Desafío ▸ Vuelve a escribir, sin cambiar nada, cada una de las líneas de todos los ítems que aparecen a continuación.

Datos proporcionados ▸
○ ○ ○ ○ ○
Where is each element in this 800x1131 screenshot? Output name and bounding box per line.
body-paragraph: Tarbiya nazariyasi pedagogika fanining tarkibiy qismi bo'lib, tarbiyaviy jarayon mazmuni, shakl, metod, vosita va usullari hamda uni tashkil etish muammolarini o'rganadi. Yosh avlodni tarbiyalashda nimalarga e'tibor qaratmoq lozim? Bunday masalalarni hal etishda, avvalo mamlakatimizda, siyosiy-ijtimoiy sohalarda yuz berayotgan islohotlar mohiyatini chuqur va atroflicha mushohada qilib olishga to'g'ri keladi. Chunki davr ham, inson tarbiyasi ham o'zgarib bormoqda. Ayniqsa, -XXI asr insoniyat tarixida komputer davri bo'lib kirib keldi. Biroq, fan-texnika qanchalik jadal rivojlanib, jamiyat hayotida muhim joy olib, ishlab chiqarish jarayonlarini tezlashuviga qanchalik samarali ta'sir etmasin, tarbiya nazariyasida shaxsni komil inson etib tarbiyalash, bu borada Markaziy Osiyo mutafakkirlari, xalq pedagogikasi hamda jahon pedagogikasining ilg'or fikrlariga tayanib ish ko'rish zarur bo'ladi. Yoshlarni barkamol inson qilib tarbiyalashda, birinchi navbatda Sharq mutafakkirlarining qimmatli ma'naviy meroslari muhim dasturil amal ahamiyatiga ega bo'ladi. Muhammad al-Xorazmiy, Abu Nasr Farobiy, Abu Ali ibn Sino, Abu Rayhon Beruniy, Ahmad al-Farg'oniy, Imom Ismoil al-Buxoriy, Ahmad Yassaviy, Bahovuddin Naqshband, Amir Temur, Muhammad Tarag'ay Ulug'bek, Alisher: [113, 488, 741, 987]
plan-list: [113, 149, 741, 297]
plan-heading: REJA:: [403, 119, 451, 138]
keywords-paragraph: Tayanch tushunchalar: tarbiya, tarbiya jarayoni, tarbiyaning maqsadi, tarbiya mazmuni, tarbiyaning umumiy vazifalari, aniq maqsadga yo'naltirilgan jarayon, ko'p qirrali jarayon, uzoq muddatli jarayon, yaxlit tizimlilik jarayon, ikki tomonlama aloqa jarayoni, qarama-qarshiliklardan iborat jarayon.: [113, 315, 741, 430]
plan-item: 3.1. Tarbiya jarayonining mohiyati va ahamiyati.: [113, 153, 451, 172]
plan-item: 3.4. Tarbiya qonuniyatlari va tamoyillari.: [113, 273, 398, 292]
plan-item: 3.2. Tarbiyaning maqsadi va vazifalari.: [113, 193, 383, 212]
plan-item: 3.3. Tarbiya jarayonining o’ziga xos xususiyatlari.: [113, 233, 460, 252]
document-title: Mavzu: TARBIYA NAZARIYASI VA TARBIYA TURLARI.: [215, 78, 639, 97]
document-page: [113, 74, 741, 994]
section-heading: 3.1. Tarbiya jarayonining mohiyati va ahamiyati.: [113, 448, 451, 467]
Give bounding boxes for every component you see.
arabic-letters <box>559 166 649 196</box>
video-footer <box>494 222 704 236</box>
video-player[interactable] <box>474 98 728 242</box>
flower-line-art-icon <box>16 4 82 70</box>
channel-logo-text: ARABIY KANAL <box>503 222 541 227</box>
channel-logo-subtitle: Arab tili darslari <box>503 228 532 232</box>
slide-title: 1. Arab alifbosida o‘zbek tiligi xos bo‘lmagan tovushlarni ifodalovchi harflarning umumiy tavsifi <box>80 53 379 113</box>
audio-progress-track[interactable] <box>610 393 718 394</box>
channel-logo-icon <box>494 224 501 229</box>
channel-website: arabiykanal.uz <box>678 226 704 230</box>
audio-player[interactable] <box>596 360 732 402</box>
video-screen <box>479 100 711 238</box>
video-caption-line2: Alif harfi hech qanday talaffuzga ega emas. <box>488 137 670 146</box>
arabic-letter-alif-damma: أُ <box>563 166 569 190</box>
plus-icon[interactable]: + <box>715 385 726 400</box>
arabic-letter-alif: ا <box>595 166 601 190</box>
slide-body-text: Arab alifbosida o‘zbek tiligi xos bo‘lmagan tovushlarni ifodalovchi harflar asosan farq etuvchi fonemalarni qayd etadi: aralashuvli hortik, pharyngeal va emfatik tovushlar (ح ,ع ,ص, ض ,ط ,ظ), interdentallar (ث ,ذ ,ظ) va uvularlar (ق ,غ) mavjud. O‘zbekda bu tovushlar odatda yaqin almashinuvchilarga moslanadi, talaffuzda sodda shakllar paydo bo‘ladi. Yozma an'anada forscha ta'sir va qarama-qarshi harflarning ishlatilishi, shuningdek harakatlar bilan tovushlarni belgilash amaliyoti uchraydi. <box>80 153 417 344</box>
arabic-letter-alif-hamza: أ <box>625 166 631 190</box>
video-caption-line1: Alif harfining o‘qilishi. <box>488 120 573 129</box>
○ ○ ○ ○ ○
Resultado correcto ▸
Where is each element in this 800x1131 screenshot? Output name and bounding box per line.
body-paragraph: Tarbiya nazariyasi pedagogika fanining tarkibiy qismi bo'lib, tarbiyaviy jarayon mazmuni, shakl, metod, vosita va usullari hamda uni tashkil etish muammolarini o'rganadi. Yosh avlodni tarbiyalashda nimalarga e'tibor qaratmoq lozim? Bunday masalalarni hal etishda, avvalo mamlakatimizda, siyosiy-ijtimoiy sohalarda yuz berayotgan islohotlar mohiyatini chuqur va atroflicha mushohada qilib olishga to'g'ri keladi. Chunki davr ham, inson tarbiyasi ham o'zgarib bormoqda. Ayniqsa, -XXI asr insoniyat tarixida komputer davri bo'lib kirib keldi. Biroq, fan-texnika qanchalik jadal rivojlanib, jamiyat hayotida muhim joy olib, ishlab chiqarish jarayonlarini tezlashuviga qanchalik samarali ta'sir etmasin, tarbiya nazariyasida shaxsni komil inson etib tarbiyalash, bu borada Markaziy Osiyo mutafakkirlari, xalq pedagogikasi hamda jahon pedagogikasining ilg'or fikrlariga tayanib ish ko'rish zarur bo'ladi. Yoshlarni barkamol inson qilib tarbiyalashda, birinchi navbatda Sharq mutafakkirlarining qimmatli ma'naviy meroslari muhim dasturil amal ahamiyatiga ega bo'ladi. Muhammad al-Xorazmiy, Abu Nasr Farobiy, Abu Ali ibn Sino, Abu Rayhon Beruniy, Ahmad al-Farg'oniy, Imom Ismoil al-Buxoriy, Ahmad Yassaviy, Bahovuddin Naqshband, Amir Temur, Muhammad Tarag'ay Ulug'bek, Alisher: [113, 488, 741, 987]
plan-list: [113, 149, 741, 297]
plan-heading: REJA:: [403, 119, 451, 138]
keywords-paragraph: Tayanch tushunchalar: tarbiya, tarbiya jarayoni, tarbiyaning maqsadi, tarbiya mazmuni, tarbiyaning umumiy vazifalari, aniq maqsadga yo'naltirilgan jarayon, ko'p qirrali jarayon, uzoq muddatli jarayon, yaxlit tizimlilik jarayon, ikki tomonlama aloqa jarayoni, qarama-qarshiliklardan iborat jarayon.: [113, 315, 741, 430]
plan-item: 3.1. Tarbiya jarayonining mohiyati va ahamiyati.: [113, 153, 451, 172]
plan-item: 3.4. Tarbiya qonuniyatlari va tamoyillari.: [113, 273, 398, 292]
plan-item: 3.2. Tarbiyaning maqsadi va vazifalari.: [113, 193, 383, 212]
plan-item: 3.3. Tarbiya jarayonining o’ziga xos xususiyatlari.: [113, 233, 460, 252]
document-title: Mavzu: TARBIYA NAZARIYASI VA TARBIYA TURLARI.: [215, 78, 639, 97]
document-page: [113, 74, 741, 994]
section-heading: 3.1. Tarbiya jarayonining mohiyati va ahamiyati.: [113, 448, 451, 467]
Give bounding boxes for every component you see.
arabic-letters <box>559 166 649 196</box>
video-footer <box>494 222 704 236</box>
video-player[interactable] <box>474 98 728 242</box>
flower-line-art-icon <box>16 4 82 70</box>
channel-logo-text: ARABIY KANAL <box>503 222 541 227</box>
channel-logo-subtitle: Arab tili darslari <box>503 228 532 232</box>
slide-title: 1. Arab alifbosida o‘zbek tiligi xos bo‘lmagan tovushlarni ifodalovchi harflarning umumiy tavsifi <box>80 53 379 113</box>
audio-progress-track[interactable] <box>610 393 718 394</box>
channel-logo-icon <box>494 224 501 229</box>
channel-website: arabiykanal.uz <box>678 226 704 230</box>
audio-player[interactable] <box>596 360 732 402</box>
video-screen <box>479 100 711 238</box>
video-caption-line2: Alif harfi hech qanday talaffuzga ega emas. <box>488 137 670 146</box>
arabic-letter-alif-damma: أُ <box>563 166 569 190</box>
plus-icon[interactable]: + <box>715 385 726 400</box>
arabic-letter-alif: ا <box>595 166 601 190</box>
slide-body-text: Arab alifbosida o‘zbek tiligi xos bo‘lmagan tovushlarni ifodalovchi harflar asosan farq etuvchi fonemalarni qayd etadi: aralashuvli hortik, pharyngeal va emfatik tovushlar (ح ,ع ,ص, ض ,ط ,ظ), interdentallar (ث ,ذ ,ظ) va uvularlar (ق ,غ) mavjud. O‘zbekda bu tovushlar odatda yaqin almashinuvchilarga moslanadi, talaffuzda sodda shakllar paydo bo‘ladi. Yozma an'anada forscha ta'sir va qarama-qarshi harflarning ishlatilishi, shuningdek harakatlar bilan tovushlarni belgilash amaliyoti uchraydi. <box>80 153 417 344</box>
arabic-letter-alif-hamza: أ <box>625 166 631 190</box>
video-caption-line1: Alif harfining o‘qilishi. <box>488 120 573 129</box>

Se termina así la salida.